Do this: Can you update the listing below so that every "arrow-down-icon" becomes "down-arrow-icon", with everything else left as it is?

---*---

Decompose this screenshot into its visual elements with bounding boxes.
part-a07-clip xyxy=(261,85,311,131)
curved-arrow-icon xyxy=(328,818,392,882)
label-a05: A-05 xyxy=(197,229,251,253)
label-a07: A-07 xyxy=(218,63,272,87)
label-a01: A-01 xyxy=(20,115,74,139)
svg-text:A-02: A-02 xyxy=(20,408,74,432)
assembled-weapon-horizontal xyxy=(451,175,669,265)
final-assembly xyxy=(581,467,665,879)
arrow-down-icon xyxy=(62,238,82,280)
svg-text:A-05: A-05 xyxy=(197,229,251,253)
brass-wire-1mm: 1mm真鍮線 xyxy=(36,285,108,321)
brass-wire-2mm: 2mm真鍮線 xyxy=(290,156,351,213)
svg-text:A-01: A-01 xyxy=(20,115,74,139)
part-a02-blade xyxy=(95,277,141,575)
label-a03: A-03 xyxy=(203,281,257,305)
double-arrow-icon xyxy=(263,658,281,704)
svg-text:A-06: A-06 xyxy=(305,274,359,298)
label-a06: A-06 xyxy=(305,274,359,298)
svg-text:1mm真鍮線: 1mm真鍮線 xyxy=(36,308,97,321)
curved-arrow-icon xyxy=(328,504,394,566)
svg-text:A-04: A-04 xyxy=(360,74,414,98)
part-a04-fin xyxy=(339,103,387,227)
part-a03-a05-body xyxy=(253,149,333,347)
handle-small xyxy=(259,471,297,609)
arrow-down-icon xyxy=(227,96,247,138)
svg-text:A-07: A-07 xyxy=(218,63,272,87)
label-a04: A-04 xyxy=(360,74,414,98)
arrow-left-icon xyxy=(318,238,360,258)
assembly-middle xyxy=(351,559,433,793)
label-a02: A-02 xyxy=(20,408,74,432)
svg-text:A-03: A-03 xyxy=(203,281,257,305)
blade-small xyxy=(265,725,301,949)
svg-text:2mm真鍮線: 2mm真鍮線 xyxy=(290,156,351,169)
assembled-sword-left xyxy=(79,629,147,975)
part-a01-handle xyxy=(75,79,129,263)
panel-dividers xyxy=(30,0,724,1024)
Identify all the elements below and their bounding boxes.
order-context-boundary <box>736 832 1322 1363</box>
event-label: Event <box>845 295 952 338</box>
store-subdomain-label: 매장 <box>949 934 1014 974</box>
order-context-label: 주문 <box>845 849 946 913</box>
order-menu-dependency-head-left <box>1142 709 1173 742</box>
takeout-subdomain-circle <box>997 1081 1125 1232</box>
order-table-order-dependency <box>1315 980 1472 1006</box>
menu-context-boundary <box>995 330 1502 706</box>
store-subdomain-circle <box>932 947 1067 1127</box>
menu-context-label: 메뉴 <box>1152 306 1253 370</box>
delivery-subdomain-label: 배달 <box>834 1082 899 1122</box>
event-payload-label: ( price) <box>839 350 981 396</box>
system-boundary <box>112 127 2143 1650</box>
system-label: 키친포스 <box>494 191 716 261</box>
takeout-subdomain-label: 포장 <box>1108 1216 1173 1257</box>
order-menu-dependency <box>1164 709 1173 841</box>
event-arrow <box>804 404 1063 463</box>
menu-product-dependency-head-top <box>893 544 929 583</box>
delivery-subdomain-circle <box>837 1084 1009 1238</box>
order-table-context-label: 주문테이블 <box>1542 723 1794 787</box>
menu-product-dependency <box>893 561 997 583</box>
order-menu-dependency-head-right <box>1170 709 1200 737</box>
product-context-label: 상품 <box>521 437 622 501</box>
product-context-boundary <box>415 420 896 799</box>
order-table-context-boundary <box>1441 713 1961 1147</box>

---*---

Response to this exercise:
Decompose this screenshot into its visual elements with bounding boxes.
part-a07-clip xyxy=(261,85,311,131)
curved-arrow-icon xyxy=(328,818,392,882)
label-a05: A-05 xyxy=(197,229,251,253)
label-a07: A-07 xyxy=(218,63,272,87)
label-a01: A-01 xyxy=(20,115,74,139)
svg-text:A-02: A-02 xyxy=(20,408,74,432)
assembled-weapon-horizontal xyxy=(451,175,669,265)
final-assembly xyxy=(581,467,665,879)
down-arrow-icon xyxy=(62,238,82,280)
svg-text:A-05: A-05 xyxy=(197,229,251,253)
brass-wire-1mm: 1mm真鍮線 xyxy=(36,285,108,321)
brass-wire-2mm: 2mm真鍮線 xyxy=(290,156,351,213)
svg-text:A-01: A-01 xyxy=(20,115,74,139)
part-a02-blade xyxy=(95,277,141,575)
label-a03: A-03 xyxy=(203,281,257,305)
double-arrow-icon xyxy=(263,658,281,704)
svg-text:A-06: A-06 xyxy=(305,274,359,298)
label-a06: A-06 xyxy=(305,274,359,298)
svg-text:1mm真鍮線: 1mm真鍮線 xyxy=(36,308,97,321)
curved-arrow-icon xyxy=(328,504,394,566)
svg-text:A-04: A-04 xyxy=(360,74,414,98)
part-a04-fin xyxy=(339,103,387,227)
part-a03-a05-body xyxy=(253,149,333,347)
handle-small xyxy=(259,471,297,609)
down-arrow-icon xyxy=(227,96,247,138)
svg-text:A-07: A-07 xyxy=(218,63,272,87)
label-a04: A-04 xyxy=(360,74,414,98)
arrow-left-icon xyxy=(318,238,360,258)
assembly-middle xyxy=(351,559,433,793)
label-a02: A-02 xyxy=(20,408,74,432)
svg-text:A-03: A-03 xyxy=(203,281,257,305)
blade-small xyxy=(265,725,301,949)
svg-text:2mm真鍮線: 2mm真鍮線 xyxy=(290,156,351,169)
assembled-sword-left xyxy=(79,629,147,975)
part-a01-handle xyxy=(75,79,129,263)
panel-dividers xyxy=(30,0,724,1024)
Identify all the elements below and their bounding boxes.
order-context-boundary <box>736 832 1322 1363</box>
event-label: Event <box>845 295 952 338</box>
store-subdomain-label: 매장 <box>949 934 1014 974</box>
order-context-label: 주문 <box>845 849 946 913</box>
order-menu-dependency-head-left <box>1142 709 1173 742</box>
takeout-subdomain-circle <box>997 1081 1125 1232</box>
order-table-order-dependency <box>1315 980 1472 1006</box>
menu-context-boundary <box>995 330 1502 706</box>
store-subdomain-circle <box>932 947 1067 1127</box>
menu-context-label: 메뉴 <box>1152 306 1253 370</box>
delivery-subdomain-label: 배달 <box>834 1082 899 1122</box>
event-payload-label: ( price) <box>839 350 981 396</box>
system-boundary <box>112 127 2143 1650</box>
system-label: 키친포스 <box>494 191 716 261</box>
takeout-subdomain-label: 포장 <box>1108 1216 1173 1257</box>
order-menu-dependency <box>1164 709 1173 841</box>
event-arrow <box>804 404 1063 463</box>
menu-product-dependency-head-top <box>893 544 929 583</box>
delivery-subdomain-circle <box>837 1084 1009 1238</box>
order-table-context-label: 주문테이블 <box>1542 723 1794 787</box>
menu-product-dependency <box>893 561 997 583</box>
order-menu-dependency-head-right <box>1170 709 1200 737</box>
product-context-label: 상품 <box>521 437 622 501</box>
product-context-boundary <box>415 420 896 799</box>
order-table-context-boundary <box>1441 713 1961 1147</box>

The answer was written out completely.